# GOAL
Below is a block of records. Copy every line in it that contains the word "libre".

(Collection entries)
* BEGIN *

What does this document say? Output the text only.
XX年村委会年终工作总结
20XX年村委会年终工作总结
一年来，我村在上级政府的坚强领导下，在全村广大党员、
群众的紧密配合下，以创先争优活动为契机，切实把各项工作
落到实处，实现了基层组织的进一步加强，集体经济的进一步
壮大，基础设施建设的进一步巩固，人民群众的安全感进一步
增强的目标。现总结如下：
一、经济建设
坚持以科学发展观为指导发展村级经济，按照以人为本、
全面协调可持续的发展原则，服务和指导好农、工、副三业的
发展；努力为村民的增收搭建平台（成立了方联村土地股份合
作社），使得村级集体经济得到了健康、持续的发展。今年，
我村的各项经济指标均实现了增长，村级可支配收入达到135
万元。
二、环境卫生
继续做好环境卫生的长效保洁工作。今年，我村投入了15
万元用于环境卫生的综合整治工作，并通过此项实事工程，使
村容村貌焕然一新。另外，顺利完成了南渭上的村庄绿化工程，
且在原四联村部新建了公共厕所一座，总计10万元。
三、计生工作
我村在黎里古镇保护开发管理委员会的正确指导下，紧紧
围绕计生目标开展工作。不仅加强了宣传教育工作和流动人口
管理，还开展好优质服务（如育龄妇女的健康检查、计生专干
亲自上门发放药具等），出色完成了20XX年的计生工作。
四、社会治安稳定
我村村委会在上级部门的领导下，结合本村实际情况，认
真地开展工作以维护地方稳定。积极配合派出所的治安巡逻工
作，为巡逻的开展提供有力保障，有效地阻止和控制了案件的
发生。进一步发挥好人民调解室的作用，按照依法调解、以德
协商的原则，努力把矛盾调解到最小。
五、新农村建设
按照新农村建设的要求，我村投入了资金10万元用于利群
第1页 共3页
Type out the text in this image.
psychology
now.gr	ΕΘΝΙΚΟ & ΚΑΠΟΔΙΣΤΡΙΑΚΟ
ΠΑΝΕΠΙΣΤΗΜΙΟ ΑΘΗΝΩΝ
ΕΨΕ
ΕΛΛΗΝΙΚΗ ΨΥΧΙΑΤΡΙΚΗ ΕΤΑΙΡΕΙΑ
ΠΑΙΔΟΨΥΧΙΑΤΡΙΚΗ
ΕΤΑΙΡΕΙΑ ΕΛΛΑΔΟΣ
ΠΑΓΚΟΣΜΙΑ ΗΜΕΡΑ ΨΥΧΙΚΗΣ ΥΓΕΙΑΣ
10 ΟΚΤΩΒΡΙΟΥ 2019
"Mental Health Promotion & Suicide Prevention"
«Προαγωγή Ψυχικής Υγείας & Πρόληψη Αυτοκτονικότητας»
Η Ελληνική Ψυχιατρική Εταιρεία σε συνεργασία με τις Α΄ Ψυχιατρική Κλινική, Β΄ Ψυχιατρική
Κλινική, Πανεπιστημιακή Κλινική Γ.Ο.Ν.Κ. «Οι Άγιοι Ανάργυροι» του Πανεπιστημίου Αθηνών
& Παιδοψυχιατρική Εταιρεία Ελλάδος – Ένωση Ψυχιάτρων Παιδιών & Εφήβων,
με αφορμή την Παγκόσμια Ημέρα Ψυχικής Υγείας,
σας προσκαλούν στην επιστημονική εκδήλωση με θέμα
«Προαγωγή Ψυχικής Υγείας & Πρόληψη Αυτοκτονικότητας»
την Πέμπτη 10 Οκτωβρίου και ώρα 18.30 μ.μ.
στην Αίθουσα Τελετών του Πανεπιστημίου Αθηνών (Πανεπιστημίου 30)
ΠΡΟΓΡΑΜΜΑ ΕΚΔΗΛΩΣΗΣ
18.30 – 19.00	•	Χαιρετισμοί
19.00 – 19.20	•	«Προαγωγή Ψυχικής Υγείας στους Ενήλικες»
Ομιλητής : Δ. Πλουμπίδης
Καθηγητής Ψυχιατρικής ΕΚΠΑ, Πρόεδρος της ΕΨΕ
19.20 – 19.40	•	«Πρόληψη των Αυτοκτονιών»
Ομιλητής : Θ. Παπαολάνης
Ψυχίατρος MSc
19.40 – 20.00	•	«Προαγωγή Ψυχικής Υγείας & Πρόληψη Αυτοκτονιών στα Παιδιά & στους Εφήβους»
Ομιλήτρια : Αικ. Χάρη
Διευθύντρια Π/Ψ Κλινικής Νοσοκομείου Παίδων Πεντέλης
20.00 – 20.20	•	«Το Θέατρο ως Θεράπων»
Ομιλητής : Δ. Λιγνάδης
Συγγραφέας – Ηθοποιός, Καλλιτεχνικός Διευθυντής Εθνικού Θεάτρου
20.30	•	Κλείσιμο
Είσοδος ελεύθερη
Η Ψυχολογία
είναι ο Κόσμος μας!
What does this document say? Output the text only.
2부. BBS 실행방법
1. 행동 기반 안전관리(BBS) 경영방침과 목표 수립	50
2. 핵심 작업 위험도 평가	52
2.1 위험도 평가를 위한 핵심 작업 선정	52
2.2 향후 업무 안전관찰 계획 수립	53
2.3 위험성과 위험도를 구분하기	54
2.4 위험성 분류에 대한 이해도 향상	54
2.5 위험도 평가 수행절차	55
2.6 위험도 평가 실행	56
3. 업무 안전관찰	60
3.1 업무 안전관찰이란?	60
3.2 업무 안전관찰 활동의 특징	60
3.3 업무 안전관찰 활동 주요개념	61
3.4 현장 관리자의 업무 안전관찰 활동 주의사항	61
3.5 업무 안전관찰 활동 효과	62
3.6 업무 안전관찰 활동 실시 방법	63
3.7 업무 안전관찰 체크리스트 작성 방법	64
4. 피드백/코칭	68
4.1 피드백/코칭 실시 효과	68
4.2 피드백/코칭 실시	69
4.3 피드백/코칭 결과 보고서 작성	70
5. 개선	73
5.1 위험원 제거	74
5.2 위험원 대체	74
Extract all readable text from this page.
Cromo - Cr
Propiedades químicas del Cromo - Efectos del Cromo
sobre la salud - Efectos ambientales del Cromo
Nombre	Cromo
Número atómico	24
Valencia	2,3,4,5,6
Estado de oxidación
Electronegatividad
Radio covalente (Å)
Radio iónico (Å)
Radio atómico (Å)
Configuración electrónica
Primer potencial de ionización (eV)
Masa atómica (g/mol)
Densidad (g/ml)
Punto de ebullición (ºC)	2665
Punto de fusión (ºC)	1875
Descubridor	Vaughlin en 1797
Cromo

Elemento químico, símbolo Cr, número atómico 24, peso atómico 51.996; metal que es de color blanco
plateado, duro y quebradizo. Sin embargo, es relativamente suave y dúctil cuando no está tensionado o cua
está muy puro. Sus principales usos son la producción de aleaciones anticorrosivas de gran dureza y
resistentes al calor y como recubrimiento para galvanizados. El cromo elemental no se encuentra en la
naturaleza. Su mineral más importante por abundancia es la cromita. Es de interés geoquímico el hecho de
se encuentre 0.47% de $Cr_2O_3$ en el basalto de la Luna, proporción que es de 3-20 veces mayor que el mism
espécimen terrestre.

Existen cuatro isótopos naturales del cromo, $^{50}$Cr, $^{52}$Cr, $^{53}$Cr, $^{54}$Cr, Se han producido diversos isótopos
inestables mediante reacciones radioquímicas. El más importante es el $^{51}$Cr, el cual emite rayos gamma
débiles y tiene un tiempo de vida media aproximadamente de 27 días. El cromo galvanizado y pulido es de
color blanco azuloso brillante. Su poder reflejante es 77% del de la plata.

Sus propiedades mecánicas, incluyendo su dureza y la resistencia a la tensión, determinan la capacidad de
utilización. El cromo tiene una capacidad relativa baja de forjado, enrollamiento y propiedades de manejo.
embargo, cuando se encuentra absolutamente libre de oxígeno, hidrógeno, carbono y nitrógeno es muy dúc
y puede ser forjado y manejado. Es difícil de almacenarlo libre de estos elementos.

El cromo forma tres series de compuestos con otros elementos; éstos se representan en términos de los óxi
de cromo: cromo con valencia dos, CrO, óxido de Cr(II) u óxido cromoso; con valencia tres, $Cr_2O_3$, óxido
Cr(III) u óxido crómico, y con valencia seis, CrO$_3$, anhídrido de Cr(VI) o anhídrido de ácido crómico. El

* END *

# EXERCISE OUTPUT
embargo, cuando se encuentra absolutamente libre de oxígeno, hidrógeno, carbono y nitrógeno es muy dúc
y puede ser forjado y manejado. Es difícil de almacenarlo libre de estos elementos.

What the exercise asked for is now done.